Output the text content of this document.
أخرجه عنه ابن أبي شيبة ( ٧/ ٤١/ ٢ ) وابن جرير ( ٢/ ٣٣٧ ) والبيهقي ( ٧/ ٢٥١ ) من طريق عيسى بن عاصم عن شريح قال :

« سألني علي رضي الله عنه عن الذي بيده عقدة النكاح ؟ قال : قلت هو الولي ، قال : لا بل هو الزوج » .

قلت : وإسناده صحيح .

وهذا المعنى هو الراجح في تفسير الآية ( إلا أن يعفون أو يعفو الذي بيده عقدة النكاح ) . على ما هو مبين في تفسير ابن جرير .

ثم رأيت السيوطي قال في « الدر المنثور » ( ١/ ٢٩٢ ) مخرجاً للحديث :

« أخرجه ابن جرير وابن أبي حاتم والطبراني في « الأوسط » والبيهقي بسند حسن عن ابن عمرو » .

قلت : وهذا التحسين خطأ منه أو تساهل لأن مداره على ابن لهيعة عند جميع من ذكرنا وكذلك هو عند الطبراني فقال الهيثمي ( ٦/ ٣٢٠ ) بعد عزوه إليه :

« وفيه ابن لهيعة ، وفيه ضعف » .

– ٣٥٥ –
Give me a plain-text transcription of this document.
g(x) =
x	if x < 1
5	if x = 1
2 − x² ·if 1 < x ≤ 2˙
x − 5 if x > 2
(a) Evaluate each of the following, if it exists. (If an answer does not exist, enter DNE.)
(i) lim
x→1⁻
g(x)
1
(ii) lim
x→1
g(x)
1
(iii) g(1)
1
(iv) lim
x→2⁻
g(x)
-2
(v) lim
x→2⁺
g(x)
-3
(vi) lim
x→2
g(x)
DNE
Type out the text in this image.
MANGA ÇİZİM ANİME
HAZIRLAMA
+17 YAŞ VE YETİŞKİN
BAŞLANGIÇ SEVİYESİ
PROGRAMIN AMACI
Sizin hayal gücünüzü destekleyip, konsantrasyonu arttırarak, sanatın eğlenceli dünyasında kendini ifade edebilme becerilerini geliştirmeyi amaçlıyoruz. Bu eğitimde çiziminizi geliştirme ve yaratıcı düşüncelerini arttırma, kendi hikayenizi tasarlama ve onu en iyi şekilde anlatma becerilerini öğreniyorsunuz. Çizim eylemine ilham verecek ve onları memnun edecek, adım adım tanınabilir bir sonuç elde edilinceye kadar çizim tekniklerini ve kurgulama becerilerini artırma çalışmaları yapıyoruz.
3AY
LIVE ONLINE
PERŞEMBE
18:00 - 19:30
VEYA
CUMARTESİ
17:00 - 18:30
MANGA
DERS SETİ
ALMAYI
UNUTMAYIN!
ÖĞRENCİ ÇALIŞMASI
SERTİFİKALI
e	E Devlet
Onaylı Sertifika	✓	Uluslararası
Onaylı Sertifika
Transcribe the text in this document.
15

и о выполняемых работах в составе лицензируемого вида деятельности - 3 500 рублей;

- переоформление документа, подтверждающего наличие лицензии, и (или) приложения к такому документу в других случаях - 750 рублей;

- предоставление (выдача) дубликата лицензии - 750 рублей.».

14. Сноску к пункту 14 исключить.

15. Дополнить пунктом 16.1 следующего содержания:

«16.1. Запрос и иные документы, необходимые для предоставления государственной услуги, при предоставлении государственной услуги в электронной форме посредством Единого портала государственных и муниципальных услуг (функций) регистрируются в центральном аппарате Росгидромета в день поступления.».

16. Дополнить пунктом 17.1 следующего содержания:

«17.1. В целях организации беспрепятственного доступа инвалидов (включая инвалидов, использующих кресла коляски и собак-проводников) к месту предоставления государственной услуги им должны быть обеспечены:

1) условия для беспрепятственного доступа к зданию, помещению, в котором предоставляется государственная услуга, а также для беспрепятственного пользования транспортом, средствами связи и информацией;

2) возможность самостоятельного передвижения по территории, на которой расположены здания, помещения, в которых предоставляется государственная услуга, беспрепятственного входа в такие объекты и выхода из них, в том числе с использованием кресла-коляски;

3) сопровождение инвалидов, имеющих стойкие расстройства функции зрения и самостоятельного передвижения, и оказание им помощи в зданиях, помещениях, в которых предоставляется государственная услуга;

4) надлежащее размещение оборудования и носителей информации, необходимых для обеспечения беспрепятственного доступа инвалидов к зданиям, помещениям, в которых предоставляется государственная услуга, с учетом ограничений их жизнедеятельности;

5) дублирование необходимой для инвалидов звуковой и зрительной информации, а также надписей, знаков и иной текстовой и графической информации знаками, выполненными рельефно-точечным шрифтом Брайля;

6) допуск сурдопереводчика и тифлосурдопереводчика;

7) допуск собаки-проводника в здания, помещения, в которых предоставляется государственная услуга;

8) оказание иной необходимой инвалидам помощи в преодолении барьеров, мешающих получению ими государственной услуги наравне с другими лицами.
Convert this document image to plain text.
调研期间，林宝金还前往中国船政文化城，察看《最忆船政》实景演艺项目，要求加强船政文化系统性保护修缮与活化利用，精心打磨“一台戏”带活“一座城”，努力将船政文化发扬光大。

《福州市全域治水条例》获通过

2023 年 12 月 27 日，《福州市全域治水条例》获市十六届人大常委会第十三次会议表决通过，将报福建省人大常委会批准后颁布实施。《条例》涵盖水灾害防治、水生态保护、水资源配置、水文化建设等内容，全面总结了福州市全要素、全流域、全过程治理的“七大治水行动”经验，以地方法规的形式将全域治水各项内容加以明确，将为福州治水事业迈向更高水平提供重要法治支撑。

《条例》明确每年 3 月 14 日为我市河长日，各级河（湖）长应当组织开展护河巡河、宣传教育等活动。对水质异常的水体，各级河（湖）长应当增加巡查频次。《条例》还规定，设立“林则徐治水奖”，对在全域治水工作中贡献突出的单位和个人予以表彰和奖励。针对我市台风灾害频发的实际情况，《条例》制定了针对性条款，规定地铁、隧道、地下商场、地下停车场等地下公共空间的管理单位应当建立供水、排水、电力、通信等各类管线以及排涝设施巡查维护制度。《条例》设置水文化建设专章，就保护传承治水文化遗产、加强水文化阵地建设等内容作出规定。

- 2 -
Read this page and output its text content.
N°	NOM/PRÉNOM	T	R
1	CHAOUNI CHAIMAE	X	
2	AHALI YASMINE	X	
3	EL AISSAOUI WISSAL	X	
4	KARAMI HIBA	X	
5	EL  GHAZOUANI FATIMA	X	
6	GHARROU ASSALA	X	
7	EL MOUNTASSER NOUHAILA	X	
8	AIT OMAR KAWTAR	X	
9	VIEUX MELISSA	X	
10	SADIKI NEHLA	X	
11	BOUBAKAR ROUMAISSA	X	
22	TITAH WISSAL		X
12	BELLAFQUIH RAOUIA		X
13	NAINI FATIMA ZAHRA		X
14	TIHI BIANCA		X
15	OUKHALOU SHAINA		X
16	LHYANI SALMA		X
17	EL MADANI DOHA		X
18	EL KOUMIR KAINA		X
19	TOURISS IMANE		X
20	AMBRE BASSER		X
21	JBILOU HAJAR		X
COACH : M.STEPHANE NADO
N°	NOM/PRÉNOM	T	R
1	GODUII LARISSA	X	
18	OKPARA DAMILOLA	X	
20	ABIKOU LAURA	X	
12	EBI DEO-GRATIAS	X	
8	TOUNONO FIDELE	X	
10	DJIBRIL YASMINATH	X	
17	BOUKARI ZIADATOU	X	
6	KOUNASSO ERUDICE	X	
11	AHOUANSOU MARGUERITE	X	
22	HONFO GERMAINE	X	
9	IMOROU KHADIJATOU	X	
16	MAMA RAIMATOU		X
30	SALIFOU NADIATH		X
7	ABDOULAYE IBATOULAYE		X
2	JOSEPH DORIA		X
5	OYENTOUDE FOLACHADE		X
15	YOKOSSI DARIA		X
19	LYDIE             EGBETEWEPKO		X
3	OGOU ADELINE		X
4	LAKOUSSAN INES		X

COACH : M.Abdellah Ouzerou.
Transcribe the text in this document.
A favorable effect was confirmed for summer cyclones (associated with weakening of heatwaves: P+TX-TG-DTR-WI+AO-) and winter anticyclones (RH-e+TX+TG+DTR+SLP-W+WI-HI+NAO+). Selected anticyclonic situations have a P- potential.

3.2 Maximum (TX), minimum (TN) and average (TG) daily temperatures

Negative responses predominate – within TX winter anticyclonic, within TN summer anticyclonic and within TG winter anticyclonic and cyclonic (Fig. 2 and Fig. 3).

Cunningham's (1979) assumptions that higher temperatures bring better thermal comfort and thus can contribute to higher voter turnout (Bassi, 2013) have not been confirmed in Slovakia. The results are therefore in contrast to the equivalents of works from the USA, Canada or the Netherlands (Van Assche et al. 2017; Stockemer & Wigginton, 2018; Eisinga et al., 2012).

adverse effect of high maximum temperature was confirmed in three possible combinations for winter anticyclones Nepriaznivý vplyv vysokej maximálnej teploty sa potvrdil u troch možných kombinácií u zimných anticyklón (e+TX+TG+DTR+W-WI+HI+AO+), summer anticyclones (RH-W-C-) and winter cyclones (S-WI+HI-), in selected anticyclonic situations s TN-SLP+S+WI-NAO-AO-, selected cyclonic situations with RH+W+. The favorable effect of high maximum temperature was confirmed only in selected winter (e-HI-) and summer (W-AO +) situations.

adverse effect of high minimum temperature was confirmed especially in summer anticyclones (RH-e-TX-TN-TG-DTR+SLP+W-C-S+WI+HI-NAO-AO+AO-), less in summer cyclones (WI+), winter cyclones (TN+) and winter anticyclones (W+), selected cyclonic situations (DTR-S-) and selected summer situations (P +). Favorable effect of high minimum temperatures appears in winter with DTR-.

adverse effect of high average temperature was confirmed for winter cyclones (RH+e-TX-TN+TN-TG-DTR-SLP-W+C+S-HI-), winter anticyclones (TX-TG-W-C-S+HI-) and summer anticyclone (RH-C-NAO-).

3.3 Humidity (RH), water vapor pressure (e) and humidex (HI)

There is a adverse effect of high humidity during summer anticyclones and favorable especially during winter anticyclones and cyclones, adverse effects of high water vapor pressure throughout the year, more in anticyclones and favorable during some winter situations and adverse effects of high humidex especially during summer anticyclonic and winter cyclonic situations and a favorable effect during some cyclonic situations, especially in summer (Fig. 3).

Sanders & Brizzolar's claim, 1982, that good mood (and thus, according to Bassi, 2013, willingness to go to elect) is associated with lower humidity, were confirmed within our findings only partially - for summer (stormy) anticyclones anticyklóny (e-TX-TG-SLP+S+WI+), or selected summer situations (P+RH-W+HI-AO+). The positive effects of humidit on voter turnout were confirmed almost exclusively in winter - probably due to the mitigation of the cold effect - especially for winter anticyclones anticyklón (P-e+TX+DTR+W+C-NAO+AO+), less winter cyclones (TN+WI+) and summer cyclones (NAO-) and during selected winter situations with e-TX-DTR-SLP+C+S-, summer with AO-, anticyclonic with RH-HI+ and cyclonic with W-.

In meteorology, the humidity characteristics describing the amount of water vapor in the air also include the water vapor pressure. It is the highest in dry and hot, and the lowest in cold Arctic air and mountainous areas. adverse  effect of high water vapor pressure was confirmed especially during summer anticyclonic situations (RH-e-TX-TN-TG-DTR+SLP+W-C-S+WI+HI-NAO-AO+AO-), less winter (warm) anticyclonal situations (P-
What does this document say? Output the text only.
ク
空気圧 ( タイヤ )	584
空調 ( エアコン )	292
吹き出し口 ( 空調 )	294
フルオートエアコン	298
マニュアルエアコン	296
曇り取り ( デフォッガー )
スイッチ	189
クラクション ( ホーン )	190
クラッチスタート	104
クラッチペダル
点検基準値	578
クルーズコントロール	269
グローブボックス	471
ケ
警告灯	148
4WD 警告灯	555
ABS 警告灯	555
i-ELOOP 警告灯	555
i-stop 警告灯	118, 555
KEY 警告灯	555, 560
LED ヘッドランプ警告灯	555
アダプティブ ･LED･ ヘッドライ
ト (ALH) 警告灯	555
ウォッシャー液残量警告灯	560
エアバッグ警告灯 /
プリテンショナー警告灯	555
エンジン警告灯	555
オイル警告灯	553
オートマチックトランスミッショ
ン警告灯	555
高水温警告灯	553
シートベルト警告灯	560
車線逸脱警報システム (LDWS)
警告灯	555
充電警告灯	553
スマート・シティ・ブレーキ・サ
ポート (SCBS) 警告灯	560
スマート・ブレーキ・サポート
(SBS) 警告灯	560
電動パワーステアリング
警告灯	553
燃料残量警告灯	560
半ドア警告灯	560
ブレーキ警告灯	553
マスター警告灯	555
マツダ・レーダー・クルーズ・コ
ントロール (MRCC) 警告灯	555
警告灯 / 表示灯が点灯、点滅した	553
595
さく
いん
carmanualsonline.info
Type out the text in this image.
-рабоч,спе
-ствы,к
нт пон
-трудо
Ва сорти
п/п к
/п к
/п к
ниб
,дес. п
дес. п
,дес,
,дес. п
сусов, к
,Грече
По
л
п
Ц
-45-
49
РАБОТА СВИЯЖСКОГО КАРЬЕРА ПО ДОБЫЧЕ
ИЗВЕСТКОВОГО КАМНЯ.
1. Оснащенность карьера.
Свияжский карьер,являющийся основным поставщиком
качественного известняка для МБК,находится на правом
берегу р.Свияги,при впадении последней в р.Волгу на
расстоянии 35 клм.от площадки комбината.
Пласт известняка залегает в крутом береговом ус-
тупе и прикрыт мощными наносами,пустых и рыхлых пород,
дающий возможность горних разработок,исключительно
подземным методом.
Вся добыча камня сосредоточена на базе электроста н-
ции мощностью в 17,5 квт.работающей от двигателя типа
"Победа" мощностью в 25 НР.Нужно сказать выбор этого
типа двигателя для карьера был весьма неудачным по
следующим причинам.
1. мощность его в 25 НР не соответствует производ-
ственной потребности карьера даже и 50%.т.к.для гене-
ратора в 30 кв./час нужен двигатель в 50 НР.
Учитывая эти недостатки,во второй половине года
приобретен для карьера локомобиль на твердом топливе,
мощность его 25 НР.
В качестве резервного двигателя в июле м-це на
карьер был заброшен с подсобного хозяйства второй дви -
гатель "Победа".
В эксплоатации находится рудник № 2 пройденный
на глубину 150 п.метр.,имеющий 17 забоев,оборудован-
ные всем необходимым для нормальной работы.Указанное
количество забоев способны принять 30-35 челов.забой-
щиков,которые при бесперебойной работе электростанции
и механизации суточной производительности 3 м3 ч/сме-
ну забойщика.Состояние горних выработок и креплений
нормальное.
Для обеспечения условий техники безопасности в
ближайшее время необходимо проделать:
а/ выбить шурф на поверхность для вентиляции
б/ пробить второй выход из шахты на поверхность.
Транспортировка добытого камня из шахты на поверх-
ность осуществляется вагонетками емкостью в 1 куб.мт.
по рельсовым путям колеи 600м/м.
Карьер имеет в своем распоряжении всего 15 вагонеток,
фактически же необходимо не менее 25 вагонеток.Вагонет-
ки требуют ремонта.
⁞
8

- **Exercise goal**
In the records above, find each line with the word "أخرجه" and copy it.

- **Result for this task**
أخرجه عنه ابن أبي شيبة ( ٧/ ٤١/ ٢ ) وابن جرير ( ٢/ ٣٣٧ ) والبيهقي ( ٧/ ٢٥١ ) من طريق عيسى بن عاصم عن شريح قال :
« أخرجه ابن جرير وابن أبي حاتم والطبراني في « الأوسط » والبيهقي بسند حسن عن ابن عمرو » .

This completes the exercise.